▶ Extracted data

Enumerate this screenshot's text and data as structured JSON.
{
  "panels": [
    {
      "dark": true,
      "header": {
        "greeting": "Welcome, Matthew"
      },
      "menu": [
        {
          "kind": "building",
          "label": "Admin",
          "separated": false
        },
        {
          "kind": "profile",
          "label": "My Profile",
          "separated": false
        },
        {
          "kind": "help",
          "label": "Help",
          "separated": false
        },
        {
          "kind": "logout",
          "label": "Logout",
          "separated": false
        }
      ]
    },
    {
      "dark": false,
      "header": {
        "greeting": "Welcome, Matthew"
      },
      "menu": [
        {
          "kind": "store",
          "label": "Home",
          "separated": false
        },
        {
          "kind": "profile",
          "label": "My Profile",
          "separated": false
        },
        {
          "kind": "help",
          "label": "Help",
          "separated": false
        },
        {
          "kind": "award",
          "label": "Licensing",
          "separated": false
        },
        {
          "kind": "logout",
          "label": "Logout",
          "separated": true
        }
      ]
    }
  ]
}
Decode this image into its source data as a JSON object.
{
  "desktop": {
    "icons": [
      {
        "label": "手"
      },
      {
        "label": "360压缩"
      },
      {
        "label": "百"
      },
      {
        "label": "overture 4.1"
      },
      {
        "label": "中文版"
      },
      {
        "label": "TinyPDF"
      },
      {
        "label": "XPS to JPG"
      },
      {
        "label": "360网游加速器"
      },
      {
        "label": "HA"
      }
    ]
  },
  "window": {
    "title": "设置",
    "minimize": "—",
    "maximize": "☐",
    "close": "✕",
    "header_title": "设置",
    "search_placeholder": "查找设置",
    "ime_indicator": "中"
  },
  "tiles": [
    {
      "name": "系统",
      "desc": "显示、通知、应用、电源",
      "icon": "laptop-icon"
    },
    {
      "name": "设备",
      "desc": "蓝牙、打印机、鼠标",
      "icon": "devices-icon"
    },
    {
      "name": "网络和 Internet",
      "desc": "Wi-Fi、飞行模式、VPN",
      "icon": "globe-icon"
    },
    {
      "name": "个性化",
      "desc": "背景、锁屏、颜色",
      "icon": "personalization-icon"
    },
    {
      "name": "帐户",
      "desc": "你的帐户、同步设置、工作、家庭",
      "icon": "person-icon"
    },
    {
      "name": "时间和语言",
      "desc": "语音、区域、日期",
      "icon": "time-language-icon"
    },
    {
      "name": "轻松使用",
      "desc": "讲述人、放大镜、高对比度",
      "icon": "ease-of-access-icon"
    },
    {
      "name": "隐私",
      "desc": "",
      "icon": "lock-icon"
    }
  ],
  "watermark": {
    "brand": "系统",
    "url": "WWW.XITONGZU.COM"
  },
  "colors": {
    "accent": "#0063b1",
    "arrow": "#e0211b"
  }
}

▶ Directions for this task
Write out the lines above, starting at the line that contains "Decode this image" and ending with the final line, and nothing else; copy them exactly.

▶ Solution to the exercise
Decode this image into its source data as a JSON object.
{
  "desktop": {
    "icons": [
      {
        "label": "手"
      },
      {
        "label": "360压缩"
      },
      {
        "label": "百"
      },
      {
        "label": "overture 4.1"
      },
      {
        "label": "中文版"
      },
      {
        "label": "TinyPDF"
      },
      {
        "label": "XPS to JPG"
      },
      {
        "label": "360网游加速器"
      },
      {
        "label": "HA"
      }
    ]
  },
  "window": {
    "title": "设置",
    "minimize": "—",
    "maximize": "☐",
    "close": "✕",
    "header_title": "设置",
    "search_placeholder": "查找设置",
    "ime_indicator": "中"
  },
  "tiles": [
    {
      "name": "系统",
      "desc": "显示、通知、应用、电源",
      "icon": "laptop-icon"
    },
    {
      "name": "设备",
      "desc": "蓝牙、打印机、鼠标",
      "icon": "devices-icon"
    },
    {
      "name": "网络和 Internet",
      "desc": "Wi-Fi、飞行模式、VPN",
      "icon": "globe-icon"
    },
    {
      "name": "个性化",
      "desc": "背景、锁屏、颜色",
      "icon": "personalization-icon"
    },
    {
      "name": "帐户",
      "desc": "你的帐户、同步设置、工作、家庭",
      "icon": "person-icon"
    },
    {
      "name": "时间和语言",
      "desc": "语音、区域、日期",
      "icon": "time-language-icon"
    },
    {
      "name": "轻松使用",
      "desc": "讲述人、放大镜、高对比度",
      "icon": "ease-of-access-icon"
    },
    {
      "name": "隐私",
      "desc": "",
      "icon": "lock-icon"
    }
  ],
  "watermark": {
    "brand": "系统",
    "url": "WWW.XITONGZU.COM"
  },
  "colors": {
    "accent": "#0063b1",
    "arrow": "#e0211b"
  }
}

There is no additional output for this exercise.